** BEGIN **

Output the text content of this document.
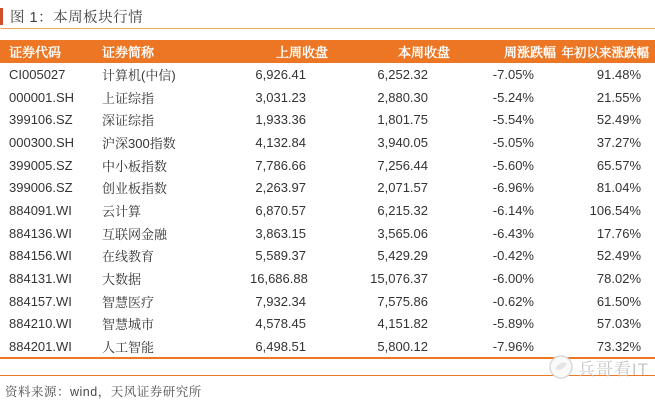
图 1：本周板块行情
证券代码	证券简称	上周收盘	本周收盘	周涨跌幅	年初以来涨跌幅
CI005027	计算机(中信)	6,926.41	6,252.32	-7.05%	91.48%
000001.SH	上证综指	3,031.23	2,880.30	-5.24%	21.55%
399106.SZ	深证综指	1,933.36	1,801.75	-5.54%	52.49%
000300.SH	沪深300指数	4,132.84	3,940.05	-5.05%	37.27%
399005.SZ	中小板指数	7,786.66	7,256.44	-5.60%	65.57%
399006.SZ	创业板指数	2,263.97	2,071.57	-6.96%	81.04%
884091.WI	云计算	6,870.57	6,215.32	-6.14%	106.54%
884136.WI	互联网金融	3,863.15	3,565.06	-6.43%	17.76%
884156.WI	在线教育	5,589.37	5,429.29	-0.42%	52.49%
884131.WI	大数据	16,686.88	15,076.37	-6.00%	78.02%
884157.WI	智慧医疗	7,932.34	7,575.86	-0.62%	61.50%
884210.WI	智慧城市	4,578.45	4,151.82	-5.89%	57.03%
884201.WI	人工智能	6,498.51	5,800.12	-7.96%	73.32%
兵哥看IT
资料来源：wind，天风证券研究所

** END **

Objective -
Output all of the entries verbatim, leaving out any images.

Completed task -
Output the text content of this document.
图 1：本周板块行情
证券代码	证券简称	上周收盘	本周收盘	周涨跌幅	年初以来涨跌幅
CI005027	计算机(中信)	6,926.41	6,252.32	-7.05%	91.48%
000001.SH	上证综指	3,031.23	2,880.30	-5.24%	21.55%
399106.SZ	深证综指	1,933.36	1,801.75	-5.54%	52.49%
000300.SH	沪深300指数	4,132.84	3,940.05	-5.05%	37.27%
399005.SZ	中小板指数	7,786.66	7,256.44	-5.60%	65.57%
399006.SZ	创业板指数	2,263.97	2,071.57	-6.96%	81.04%
884091.WI	云计算	6,870.57	6,215.32	-6.14%	106.54%
884136.WI	互联网金融	3,863.15	3,565.06	-6.43%	17.76%
884156.WI	在线教育	5,589.37	5,429.29	-0.42%	52.49%
884131.WI	大数据	16,686.88	15,076.37	-6.00%	78.02%
884157.WI	智慧医疗	7,932.34	7,575.86	-0.62%	61.50%
884210.WI	智慧城市	4,578.45	4,151.82	-5.89%	57.03%
884201.WI	人工智能	6,498.51	5,800.12	-7.96%	73.32%
兵哥看IT
资料来源：wind，天风证券研究所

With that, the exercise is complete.